WHAT THE TASK ASKS:
Switch every "Window Title" in the rows below to "Window Caption", then write out all the rows again with nothing else changed.

── RECORDS PROVIDED

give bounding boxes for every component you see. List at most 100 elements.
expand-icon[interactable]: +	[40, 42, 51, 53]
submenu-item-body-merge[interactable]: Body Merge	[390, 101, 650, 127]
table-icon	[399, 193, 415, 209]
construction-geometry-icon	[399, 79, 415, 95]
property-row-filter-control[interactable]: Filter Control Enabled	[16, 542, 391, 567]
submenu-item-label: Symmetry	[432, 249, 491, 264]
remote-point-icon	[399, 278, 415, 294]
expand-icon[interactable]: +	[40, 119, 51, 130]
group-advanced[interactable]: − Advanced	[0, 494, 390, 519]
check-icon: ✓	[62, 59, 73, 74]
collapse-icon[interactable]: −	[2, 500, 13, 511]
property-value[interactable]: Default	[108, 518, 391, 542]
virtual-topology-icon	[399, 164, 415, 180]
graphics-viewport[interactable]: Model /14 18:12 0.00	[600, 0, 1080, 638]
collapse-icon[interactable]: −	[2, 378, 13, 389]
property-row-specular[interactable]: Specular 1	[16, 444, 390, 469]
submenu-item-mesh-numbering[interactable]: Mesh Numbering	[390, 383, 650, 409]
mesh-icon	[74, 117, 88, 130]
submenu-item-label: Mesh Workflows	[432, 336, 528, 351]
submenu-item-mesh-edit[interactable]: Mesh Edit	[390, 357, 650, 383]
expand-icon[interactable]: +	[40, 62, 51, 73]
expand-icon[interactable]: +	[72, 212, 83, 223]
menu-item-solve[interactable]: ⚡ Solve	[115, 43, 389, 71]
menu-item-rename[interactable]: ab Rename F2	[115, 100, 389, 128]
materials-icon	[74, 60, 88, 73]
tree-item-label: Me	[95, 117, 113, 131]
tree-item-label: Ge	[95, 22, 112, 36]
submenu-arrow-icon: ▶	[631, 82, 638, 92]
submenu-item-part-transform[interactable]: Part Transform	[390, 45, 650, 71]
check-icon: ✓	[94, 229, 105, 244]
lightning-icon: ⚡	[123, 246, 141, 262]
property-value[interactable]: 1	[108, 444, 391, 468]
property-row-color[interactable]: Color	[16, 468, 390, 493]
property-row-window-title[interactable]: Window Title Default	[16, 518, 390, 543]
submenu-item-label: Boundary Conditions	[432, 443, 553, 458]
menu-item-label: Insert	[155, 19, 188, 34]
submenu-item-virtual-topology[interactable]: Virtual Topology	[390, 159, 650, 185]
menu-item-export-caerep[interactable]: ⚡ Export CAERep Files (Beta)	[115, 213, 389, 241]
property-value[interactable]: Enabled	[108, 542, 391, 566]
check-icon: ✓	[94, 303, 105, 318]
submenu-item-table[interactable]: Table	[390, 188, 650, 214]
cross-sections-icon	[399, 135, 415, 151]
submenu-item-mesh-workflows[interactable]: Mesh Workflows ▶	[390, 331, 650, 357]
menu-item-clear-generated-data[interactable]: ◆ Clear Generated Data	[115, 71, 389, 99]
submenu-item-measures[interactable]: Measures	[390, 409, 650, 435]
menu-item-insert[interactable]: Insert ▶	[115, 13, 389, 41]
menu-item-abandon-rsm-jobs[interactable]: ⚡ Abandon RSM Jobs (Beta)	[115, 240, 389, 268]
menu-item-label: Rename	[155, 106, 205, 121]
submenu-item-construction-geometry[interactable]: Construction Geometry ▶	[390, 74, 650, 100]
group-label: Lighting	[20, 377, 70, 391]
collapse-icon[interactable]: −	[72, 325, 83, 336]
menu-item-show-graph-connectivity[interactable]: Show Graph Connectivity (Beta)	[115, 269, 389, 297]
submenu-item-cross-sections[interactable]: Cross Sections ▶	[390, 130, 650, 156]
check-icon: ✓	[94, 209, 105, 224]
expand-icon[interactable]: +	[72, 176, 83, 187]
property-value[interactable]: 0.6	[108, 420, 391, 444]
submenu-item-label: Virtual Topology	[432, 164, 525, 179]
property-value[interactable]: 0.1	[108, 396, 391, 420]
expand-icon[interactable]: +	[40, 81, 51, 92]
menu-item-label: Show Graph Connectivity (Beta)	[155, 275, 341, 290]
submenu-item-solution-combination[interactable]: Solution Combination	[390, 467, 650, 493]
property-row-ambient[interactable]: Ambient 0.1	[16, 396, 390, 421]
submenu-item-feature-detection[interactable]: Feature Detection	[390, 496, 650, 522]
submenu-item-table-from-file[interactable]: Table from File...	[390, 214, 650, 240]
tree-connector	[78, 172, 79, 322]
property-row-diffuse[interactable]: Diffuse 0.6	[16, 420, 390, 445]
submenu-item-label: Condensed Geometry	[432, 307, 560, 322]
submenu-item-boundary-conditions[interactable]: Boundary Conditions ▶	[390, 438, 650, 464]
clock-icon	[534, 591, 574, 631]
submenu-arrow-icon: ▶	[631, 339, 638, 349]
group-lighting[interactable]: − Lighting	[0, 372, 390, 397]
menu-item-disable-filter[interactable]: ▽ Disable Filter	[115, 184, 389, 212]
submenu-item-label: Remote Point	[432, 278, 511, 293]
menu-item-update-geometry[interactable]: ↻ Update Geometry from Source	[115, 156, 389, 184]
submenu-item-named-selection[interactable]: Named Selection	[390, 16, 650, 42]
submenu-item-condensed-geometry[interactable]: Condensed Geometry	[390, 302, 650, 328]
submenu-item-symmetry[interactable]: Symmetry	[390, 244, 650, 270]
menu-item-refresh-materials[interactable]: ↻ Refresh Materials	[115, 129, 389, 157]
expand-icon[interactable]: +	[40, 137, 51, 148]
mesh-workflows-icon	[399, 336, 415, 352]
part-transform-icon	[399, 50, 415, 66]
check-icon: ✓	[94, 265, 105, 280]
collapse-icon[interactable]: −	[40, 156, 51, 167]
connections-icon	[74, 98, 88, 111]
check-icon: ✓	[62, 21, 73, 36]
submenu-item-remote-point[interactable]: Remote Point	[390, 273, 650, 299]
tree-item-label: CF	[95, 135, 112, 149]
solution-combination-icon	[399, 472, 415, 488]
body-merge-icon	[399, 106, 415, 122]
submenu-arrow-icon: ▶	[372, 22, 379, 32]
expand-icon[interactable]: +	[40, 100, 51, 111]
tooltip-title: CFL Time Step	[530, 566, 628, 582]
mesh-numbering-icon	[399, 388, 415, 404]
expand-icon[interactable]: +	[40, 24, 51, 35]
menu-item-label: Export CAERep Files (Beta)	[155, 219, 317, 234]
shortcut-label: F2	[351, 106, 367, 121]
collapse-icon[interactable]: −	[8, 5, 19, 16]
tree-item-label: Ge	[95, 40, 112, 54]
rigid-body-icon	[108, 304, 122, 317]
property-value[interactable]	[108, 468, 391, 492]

────

TASK SOLUTION:
give bounding boxes for every component you see. List at most 100 elements.
expand-icon[interactable]: +	[40, 42, 51, 53]
submenu-item-body-merge[interactable]: Body Merge	[390, 101, 650, 127]
table-icon	[399, 193, 415, 209]
construction-geometry-icon	[399, 79, 415, 95]
property-row-filter-control[interactable]: Filter Control Enabled	[16, 542, 391, 567]
submenu-item-label: Symmetry	[432, 249, 491, 264]
remote-point-icon	[399, 278, 415, 294]
expand-icon[interactable]: +	[40, 119, 51, 130]
group-advanced[interactable]: − Advanced	[0, 494, 390, 519]
check-icon: ✓	[62, 59, 73, 74]
collapse-icon[interactable]: −	[2, 500, 13, 511]
property-value[interactable]: Default	[108, 518, 391, 542]
virtual-topology-icon	[399, 164, 415, 180]
graphics-viewport[interactable]: Model /14 18:12 0.00	[600, 0, 1080, 638]
collapse-icon[interactable]: −	[2, 378, 13, 389]
property-row-specular[interactable]: Specular 1	[16, 444, 390, 469]
submenu-item-mesh-numbering[interactable]: Mesh Numbering	[390, 383, 650, 409]
mesh-icon	[74, 117, 88, 130]
submenu-item-label: Mesh Workflows	[432, 336, 528, 351]
submenu-item-mesh-edit[interactable]: Mesh Edit	[390, 357, 650, 383]
expand-icon[interactable]: +	[40, 62, 51, 73]
expand-icon[interactable]: +	[72, 212, 83, 223]
menu-item-solve[interactable]: ⚡ Solve	[115, 43, 389, 71]
menu-item-rename[interactable]: ab Rename F2	[115, 100, 389, 128]
materials-icon	[74, 60, 88, 73]
tree-item-label: Me	[95, 117, 113, 131]
tree-item-label: Ge	[95, 22, 112, 36]
submenu-arrow-icon: ▶	[631, 82, 638, 92]
submenu-item-part-transform[interactable]: Part Transform	[390, 45, 650, 71]
check-icon: ✓	[94, 229, 105, 244]
lightning-icon: ⚡	[123, 246, 141, 262]
property-value[interactable]: 1	[108, 444, 391, 468]
property-row-color[interactable]: Color	[16, 468, 390, 493]
property-row-window-title[interactable]: Window Caption Default	[16, 518, 390, 543]
submenu-item-label: Boundary Conditions	[432, 443, 553, 458]
menu-item-label: Insert	[155, 19, 188, 34]
submenu-item-virtual-topology[interactable]: Virtual Topology	[390, 159, 650, 185]
menu-item-export-caerep[interactable]: ⚡ Export CAERep Files (Beta)	[115, 213, 389, 241]
property-value[interactable]: Enabled	[108, 542, 391, 566]
check-icon: ✓	[94, 303, 105, 318]
submenu-item-table[interactable]: Table	[390, 188, 650, 214]
cross-sections-icon	[399, 135, 415, 151]
submenu-item-mesh-workflows[interactable]: Mesh Workflows ▶	[390, 331, 650, 357]
menu-item-clear-generated-data[interactable]: ◆ Clear Generated Data	[115, 71, 389, 99]
submenu-item-measures[interactable]: Measures	[390, 409, 650, 435]
menu-item-insert[interactable]: Insert ▶	[115, 13, 389, 41]
menu-item-abandon-rsm-jobs[interactable]: ⚡ Abandon RSM Jobs (Beta)	[115, 240, 389, 268]
menu-item-label: Rename	[155, 106, 205, 121]
submenu-item-construction-geometry[interactable]: Construction Geometry ▶	[390, 74, 650, 100]
group-label: Lighting	[20, 377, 70, 391]
collapse-icon[interactable]: −	[72, 325, 83, 336]
menu-item-show-graph-connectivity[interactable]: Show Graph Connectivity (Beta)	[115, 269, 389, 297]
submenu-item-cross-sections[interactable]: Cross Sections ▶	[390, 130, 650, 156]
check-icon: ✓	[94, 209, 105, 224]
expand-icon[interactable]: +	[72, 176, 83, 187]
property-value[interactable]: 0.6	[108, 420, 391, 444]
submenu-item-label: Virtual Topology	[432, 164, 525, 179]
property-value[interactable]: 0.1	[108, 396, 391, 420]
expand-icon[interactable]: +	[40, 81, 51, 92]
menu-item-label: Show Graph Connectivity (Beta)	[155, 275, 341, 290]
submenu-item-solution-combination[interactable]: Solution Combination	[390, 467, 650, 493]
property-row-ambient[interactable]: Ambient 0.1	[16, 396, 390, 421]
submenu-item-feature-detection[interactable]: Feature Detection	[390, 496, 650, 522]
submenu-item-table-from-file[interactable]: Table from File...	[390, 214, 650, 240]
tree-connector	[78, 172, 79, 322]
property-row-diffuse[interactable]: Diffuse 0.6	[16, 420, 390, 445]
submenu-item-label: Condensed Geometry	[432, 307, 560, 322]
submenu-item-boundary-conditions[interactable]: Boundary Conditions ▶	[390, 438, 650, 464]
clock-icon	[534, 591, 574, 631]
submenu-arrow-icon: ▶	[631, 339, 638, 349]
group-lighting[interactable]: − Lighting	[0, 372, 390, 397]
menu-item-disable-filter[interactable]: ▽ Disable Filter	[115, 184, 389, 212]
submenu-item-label: Remote Point	[432, 278, 511, 293]
menu-item-update-geometry[interactable]: ↻ Update Geometry from Source	[115, 156, 389, 184]
submenu-item-named-selection[interactable]: Named Selection	[390, 16, 650, 42]
submenu-item-condensed-geometry[interactable]: Condensed Geometry	[390, 302, 650, 328]
submenu-item-symmetry[interactable]: Symmetry	[390, 244, 650, 270]
menu-item-refresh-materials[interactable]: ↻ Refresh Materials	[115, 129, 389, 157]
expand-icon[interactable]: +	[40, 137, 51, 148]
mesh-workflows-icon	[399, 336, 415, 352]
part-transform-icon	[399, 50, 415, 66]
check-icon: ✓	[94, 265, 105, 280]
collapse-icon[interactable]: −	[40, 156, 51, 167]
connections-icon	[74, 98, 88, 111]
check-icon: ✓	[62, 21, 73, 36]
submenu-item-remote-point[interactable]: Remote Point	[390, 273, 650, 299]
tree-item-label: CF	[95, 135, 112, 149]
solution-combination-icon	[399, 472, 415, 488]
body-merge-icon	[399, 106, 415, 122]
submenu-arrow-icon: ▶	[372, 22, 379, 32]
expand-icon[interactable]: +	[40, 100, 51, 111]
tooltip-title: CFL Time Step	[530, 566, 628, 582]
mesh-numbering-icon	[399, 388, 415, 404]
expand-icon[interactable]: +	[40, 24, 51, 35]
menu-item-label: Export CAERep Files (Beta)	[155, 219, 317, 234]
shortcut-label: F2	[351, 106, 367, 121]
collapse-icon[interactable]: −	[8, 5, 19, 16]
tree-item-label: Ge	[95, 40, 112, 54]
rigid-body-icon	[108, 304, 122, 317]
property-value[interactable]	[108, 468, 391, 492]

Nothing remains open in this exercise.